[BEGIN DATA FOR THE TASK]

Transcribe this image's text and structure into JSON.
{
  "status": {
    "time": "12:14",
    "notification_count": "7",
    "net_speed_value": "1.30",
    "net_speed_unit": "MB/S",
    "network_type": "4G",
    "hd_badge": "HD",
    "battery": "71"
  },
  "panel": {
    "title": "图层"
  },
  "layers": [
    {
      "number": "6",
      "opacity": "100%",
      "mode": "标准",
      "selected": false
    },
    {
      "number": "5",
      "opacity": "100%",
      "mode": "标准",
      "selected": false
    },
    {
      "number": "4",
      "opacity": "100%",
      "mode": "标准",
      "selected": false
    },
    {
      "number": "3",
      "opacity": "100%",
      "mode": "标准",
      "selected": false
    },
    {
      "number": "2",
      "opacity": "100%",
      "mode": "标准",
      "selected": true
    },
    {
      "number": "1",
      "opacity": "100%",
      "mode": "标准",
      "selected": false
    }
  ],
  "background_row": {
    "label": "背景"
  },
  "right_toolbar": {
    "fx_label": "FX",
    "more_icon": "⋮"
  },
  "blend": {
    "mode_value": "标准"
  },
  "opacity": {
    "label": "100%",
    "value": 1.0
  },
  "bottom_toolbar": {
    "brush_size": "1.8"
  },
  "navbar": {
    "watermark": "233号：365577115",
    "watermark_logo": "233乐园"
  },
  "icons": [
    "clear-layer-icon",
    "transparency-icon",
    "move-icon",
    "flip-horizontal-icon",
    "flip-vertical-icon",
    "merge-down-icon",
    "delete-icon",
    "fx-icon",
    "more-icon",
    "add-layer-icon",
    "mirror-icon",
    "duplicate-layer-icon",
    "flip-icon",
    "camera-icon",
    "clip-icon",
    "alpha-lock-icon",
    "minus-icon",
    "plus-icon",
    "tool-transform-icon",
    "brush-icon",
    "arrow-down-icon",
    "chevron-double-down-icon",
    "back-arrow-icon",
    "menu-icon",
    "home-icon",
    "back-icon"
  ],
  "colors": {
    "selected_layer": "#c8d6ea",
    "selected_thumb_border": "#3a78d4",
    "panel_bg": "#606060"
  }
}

[END DATA FOR THE TASK]

Reproduce all the records precisely.

Transcribe this image's text and structure into JSON.
{
  "status": {
    "time": "12:14",
    "notification_count": "7",
    "net_speed_value": "1.30",
    "net_speed_unit": "MB/S",
    "network_type": "4G",
    "hd_badge": "HD",
    "battery": "71"
  },
  "panel": {
    "title": "图层"
  },
  "layers": [
    {
      "number": "6",
      "opacity": "100%",
      "mode": "标准",
      "selected": false
    },
    {
      "number": "5",
      "opacity": "100%",
      "mode": "标准",
      "selected": false
    },
    {
      "number": "4",
      "opacity": "100%",
      "mode": "标准",
      "selected": false
    },
    {
      "number": "3",
      "opacity": "100%",
      "mode": "标准",
      "selected": false
    },
    {
      "number": "2",
      "opacity": "100%",
      "mode": "标准",
      "selected": true
    },
    {
      "number": "1",
      "opacity": "100%",
      "mode": "标准",
      "selected": false
    }
  ],
  "background_row": {
    "label": "背景"
  },
  "right_toolbar": {
    "fx_label": "FX",
    "more_icon": "⋮"
  },
  "blend": {
    "mode_value": "标准"
  },
  "opacity": {
    "label": "100%",
    "value": 1.0
  },
  "bottom_toolbar": {
    "brush_size": "1.8"
  },
  "navbar": {
    "watermark": "233号：365577115",
    "watermark_logo": "233乐园"
  },
  "icons": [
    "clear-layer-icon",
    "transparency-icon",
    "move-icon",
    "flip-horizontal-icon",
    "flip-vertical-icon",
    "merge-down-icon",
    "delete-icon",
    "fx-icon",
    "more-icon",
    "add-layer-icon",
    "mirror-icon",
    "duplicate-layer-icon",
    "flip-icon",
    "camera-icon",
    "clip-icon",
    "alpha-lock-icon",
    "minus-icon",
    "plus-icon",
    "tool-transform-icon",
    "brush-icon",
    "arrow-down-icon",
    "chevron-double-down-icon",
    "back-arrow-icon",
    "menu-icon",
    "home-icon",
    "back-icon"
  ],
  "colors": {
    "selected_layer": "#c8d6ea",
    "selected_thumb_border": "#3a78d4",
    "panel_bg": "#606060"
  }
}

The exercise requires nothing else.